> **TASK DESCRIPTION**: Please write the listing below out again exactly, leaving every picture behind.

··· INPUT FOR THIS TASK

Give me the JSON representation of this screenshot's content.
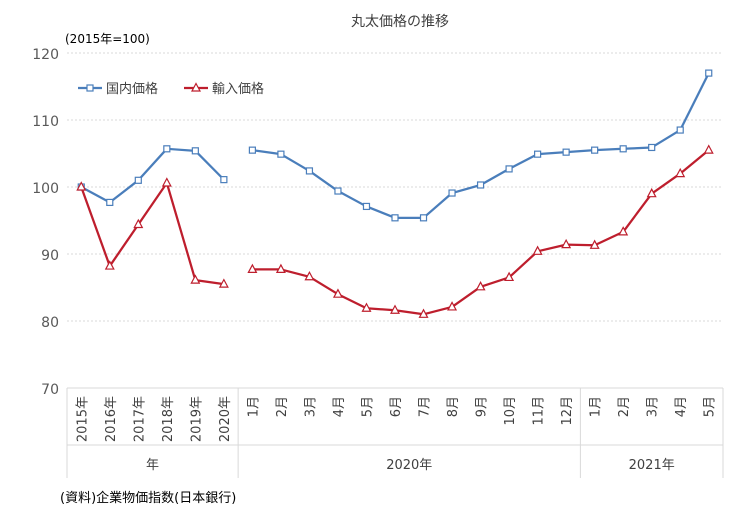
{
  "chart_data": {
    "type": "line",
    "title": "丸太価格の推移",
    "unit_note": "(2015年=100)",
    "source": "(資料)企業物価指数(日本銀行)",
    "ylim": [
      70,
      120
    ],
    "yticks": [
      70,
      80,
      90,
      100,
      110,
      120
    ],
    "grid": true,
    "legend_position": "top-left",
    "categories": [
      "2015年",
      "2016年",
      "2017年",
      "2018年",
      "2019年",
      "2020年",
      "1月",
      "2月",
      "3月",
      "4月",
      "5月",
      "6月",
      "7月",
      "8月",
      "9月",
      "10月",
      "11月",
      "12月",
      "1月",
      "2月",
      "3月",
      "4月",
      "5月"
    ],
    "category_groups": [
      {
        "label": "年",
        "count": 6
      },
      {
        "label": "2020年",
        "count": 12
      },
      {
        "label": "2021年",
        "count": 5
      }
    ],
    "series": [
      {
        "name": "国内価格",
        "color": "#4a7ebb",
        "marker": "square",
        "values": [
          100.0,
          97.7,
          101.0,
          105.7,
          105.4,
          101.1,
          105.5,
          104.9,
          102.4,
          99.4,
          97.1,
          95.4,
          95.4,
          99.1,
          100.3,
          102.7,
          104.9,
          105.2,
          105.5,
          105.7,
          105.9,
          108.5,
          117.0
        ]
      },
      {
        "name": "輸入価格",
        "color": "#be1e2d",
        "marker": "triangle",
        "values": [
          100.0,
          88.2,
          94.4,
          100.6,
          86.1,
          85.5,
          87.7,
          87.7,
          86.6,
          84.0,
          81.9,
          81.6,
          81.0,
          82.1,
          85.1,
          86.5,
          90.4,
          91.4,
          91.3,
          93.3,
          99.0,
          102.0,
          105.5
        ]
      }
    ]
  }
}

······

> **THE RESPONSE**:
Give me the JSON representation of this screenshot's content.
{
  "chart_data": {
    "type": "line",
    "title": "丸太価格の推移",
    "unit_note": "(2015年=100)",
    "source": "(資料)企業物価指数(日本銀行)",
    "ylim": [
      70,
      120
    ],
    "yticks": [
      70,
      80,
      90,
      100,
      110,
      120
    ],
    "grid": true,
    "legend_position": "top-left",
    "categories": [
      "2015年",
      "2016年",
      "2017年",
      "2018年",
      "2019年",
      "2020年",
      "1月",
      "2月",
      "3月",
      "4月",
      "5月",
      "6月",
      "7月",
      "8月",
      "9月",
      "10月",
      "11月",
      "12月",
      "1月",
      "2月",
      "3月",
      "4月",
      "5月"
    ],
    "category_groups": [
      {
        "label": "年",
        "count": 6
      },
      {
        "label": "2020年",
        "count": 12
      },
      {
        "label": "2021年",
        "count": 5
      }
    ],
    "series": [
      {
        "name": "国内価格",
        "color": "#4a7ebb",
        "marker": "square",
        "values": [
          100.0,
          97.7,
          101.0,
          105.7,
          105.4,
          101.1,
          105.5,
          104.9,
          102.4,
          99.4,
          97.1,
          95.4,
          95.4,
          99.1,
          100.3,
          102.7,
          104.9,
          105.2,
          105.5,
          105.7,
          105.9,
          108.5,
          117.0
        ]
      },
      {
        "name": "輸入価格",
        "color": "#be1e2d",
        "marker": "triangle",
        "values": [
          100.0,
          88.2,
          94.4,
          100.6,
          86.1,
          85.5,
          87.7,
          87.7,
          86.6,
          84.0,
          81.9,
          81.6,
          81.0,
          82.1,
          85.1,
          86.5,
          90.4,
          91.4,
          91.3,
          93.3,
          99.0,
          102.0,
          105.5
        ]
      }
    ]
  }
}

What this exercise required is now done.